** Start of Supplied information **
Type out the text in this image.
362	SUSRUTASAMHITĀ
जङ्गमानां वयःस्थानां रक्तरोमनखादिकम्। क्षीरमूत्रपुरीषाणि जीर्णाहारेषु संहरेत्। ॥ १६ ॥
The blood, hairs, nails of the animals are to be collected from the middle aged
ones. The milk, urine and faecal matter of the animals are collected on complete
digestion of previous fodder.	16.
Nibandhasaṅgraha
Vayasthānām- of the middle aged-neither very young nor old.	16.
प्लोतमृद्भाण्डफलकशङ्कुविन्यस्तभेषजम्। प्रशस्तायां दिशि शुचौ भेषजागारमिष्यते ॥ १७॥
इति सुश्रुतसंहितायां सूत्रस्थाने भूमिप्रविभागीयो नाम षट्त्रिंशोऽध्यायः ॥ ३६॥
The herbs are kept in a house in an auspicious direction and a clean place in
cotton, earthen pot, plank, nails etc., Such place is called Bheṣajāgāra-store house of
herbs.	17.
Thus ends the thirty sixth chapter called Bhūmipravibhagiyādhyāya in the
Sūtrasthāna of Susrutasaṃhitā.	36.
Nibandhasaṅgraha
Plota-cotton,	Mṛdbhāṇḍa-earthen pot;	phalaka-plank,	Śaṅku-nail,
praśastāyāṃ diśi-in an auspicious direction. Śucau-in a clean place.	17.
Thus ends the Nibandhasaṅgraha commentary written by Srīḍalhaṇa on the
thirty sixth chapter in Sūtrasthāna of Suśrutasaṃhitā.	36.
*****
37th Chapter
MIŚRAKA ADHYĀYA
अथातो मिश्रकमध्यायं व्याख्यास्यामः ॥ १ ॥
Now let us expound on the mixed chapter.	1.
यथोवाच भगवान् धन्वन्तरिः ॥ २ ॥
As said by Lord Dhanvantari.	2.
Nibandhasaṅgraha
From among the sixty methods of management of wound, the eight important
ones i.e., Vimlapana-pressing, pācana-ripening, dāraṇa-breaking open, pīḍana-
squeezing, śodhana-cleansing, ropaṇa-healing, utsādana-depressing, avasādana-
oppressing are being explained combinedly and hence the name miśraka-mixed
** End of Supplied information **
Copy out all of the records above with nothing altered.

Type out the text in this image.
362	SUSRUTASAMHITĀ
जङ्गमानां वयःस्थानां रक्तरोमनखादिकम्। क्षीरमूत्रपुरीषाणि जीर्णाहारेषु संहरेत्। ॥ १६ ॥
The blood, hairs, nails of the animals are to be collected from the middle aged
ones. The milk, urine and faecal matter of the animals are collected on complete
digestion of previous fodder.	16.
Nibandhasaṅgraha
Vayasthānām- of the middle aged-neither very young nor old.	16.
प्लोतमृद्भाण्डफलकशङ्कुविन्यस्तभेषजम्। प्रशस्तायां दिशि शुचौ भेषजागारमिष्यते ॥ १७॥
इति सुश्रुतसंहितायां सूत्रस्थाने भूमिप्रविभागीयो नाम षट्त्रिंशोऽध्यायः ॥ ३६॥
The herbs are kept in a house in an auspicious direction and a clean place in
cotton, earthen pot, plank, nails etc., Such place is called Bheṣajāgāra-store house of
herbs.	17.
Thus ends the thirty sixth chapter called Bhūmipravibhagiyādhyāya in the
Sūtrasthāna of Susrutasaṃhitā.	36.
Nibandhasaṅgraha
Plota-cotton,	Mṛdbhāṇḍa-earthen pot;	phalaka-plank,	Śaṅku-nail,
praśastāyāṃ diśi-in an auspicious direction. Śucau-in a clean place.	17.
Thus ends the Nibandhasaṅgraha commentary written by Srīḍalhaṇa on the
thirty sixth chapter in Sūtrasthāna of Suśrutasaṃhitā.	36.
*****
37th Chapter
MIŚRAKA ADHYĀYA
अथातो मिश्रकमध्यायं व्याख्यास्यामः ॥ १ ॥
Now let us expound on the mixed chapter.	1.
यथोवाच भगवान् धन्वन्तरिः ॥ २ ॥
As said by Lord Dhanvantari.	2.
Nibandhasaṅgraha
From among the sixty methods of management of wound, the eight important
ones i.e., Vimlapana-pressing, pācana-ripening, dāraṇa-breaking open, pīḍana-
squeezing, śodhana-cleansing, ropaṇa-healing, utsādana-depressing, avasādana-
oppressing are being explained combinedly and hence the name miśraka-mixed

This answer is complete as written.